* _TRECHO DA PÁGINA_
══════════
Contudo, mister se faz esclarecer que as críticas entabuladas pela esquerda não se referem à eficiência ou suposta ineficiência do EBES. Elas se relacionam com a metodologia para se alcançar um modelo socialista de Estado. Para os adeptos de tais teorias, o EBES representa a contra-revolução.

Por todo exposto, a linha de pensamento adotada por Luxembrugo postula que o capitalismo nunca evoluirá para o socialismo, uma vez que o sistema capitalista de produção se constrói através das diferenças entre as classes sociais e da exploração do trabalho humano. Assim sendo, ao mascarar, por meio de políticas sociais, tais lógicas inerentes ao sistema capitalista, impossibilita-se uma revolução que supostamente levaria ao socialismo.


7. Conclusão

A crise econômica financeira, desencadeada nos países capitalistas centrais em 2007, assolou toda a economia mundial a partir de outubro de 2008, demonstrando, de forma inequívoca, que a desregulamentação financeira e das proteções sociais pode levar o mundo globalizado à ruína.

O EBES representou e representa a maior experiência democrática do sistema capitalista, sendo, inclusive, necessário, ao próprio sistema, motivo pelo qual devem ser defendidas normas que contenham barreiras ao avanço do capital sobre a subjetividade humana.
══════════
* _O QUE FAZER_
Segundo o trecho sobre o EBES, a partir de que mês e ano a crise que começou em 2007 atingiu toda a economia mundial?

* _MATERIAL FORNECIDO_
══════════
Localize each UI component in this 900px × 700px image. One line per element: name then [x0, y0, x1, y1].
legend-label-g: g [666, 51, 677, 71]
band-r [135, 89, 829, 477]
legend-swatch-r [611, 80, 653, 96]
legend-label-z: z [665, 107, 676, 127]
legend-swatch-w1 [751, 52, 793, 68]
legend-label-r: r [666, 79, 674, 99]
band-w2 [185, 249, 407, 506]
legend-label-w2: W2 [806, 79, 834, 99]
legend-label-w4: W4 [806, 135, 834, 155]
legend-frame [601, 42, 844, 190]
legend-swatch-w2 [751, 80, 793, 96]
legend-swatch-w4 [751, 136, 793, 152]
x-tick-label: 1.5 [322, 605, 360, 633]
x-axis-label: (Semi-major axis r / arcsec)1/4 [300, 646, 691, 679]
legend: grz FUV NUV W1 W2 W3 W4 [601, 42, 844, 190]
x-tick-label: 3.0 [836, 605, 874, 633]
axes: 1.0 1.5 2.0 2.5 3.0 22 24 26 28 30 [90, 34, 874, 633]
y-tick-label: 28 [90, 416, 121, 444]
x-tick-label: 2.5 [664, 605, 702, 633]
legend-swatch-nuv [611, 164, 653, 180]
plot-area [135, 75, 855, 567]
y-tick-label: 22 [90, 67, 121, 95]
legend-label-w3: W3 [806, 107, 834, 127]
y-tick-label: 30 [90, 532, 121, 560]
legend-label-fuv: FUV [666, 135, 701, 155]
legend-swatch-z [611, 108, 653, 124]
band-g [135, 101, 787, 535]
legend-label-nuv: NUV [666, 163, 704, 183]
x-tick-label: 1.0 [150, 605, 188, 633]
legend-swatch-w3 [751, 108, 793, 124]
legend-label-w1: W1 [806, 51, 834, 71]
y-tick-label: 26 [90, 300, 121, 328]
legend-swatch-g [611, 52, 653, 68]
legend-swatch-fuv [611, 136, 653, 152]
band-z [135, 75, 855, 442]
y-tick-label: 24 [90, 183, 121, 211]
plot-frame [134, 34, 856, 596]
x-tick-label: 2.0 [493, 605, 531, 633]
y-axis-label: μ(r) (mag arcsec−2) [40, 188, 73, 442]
══════════
* _RESPOSTA_
A partir de outubro de 2008.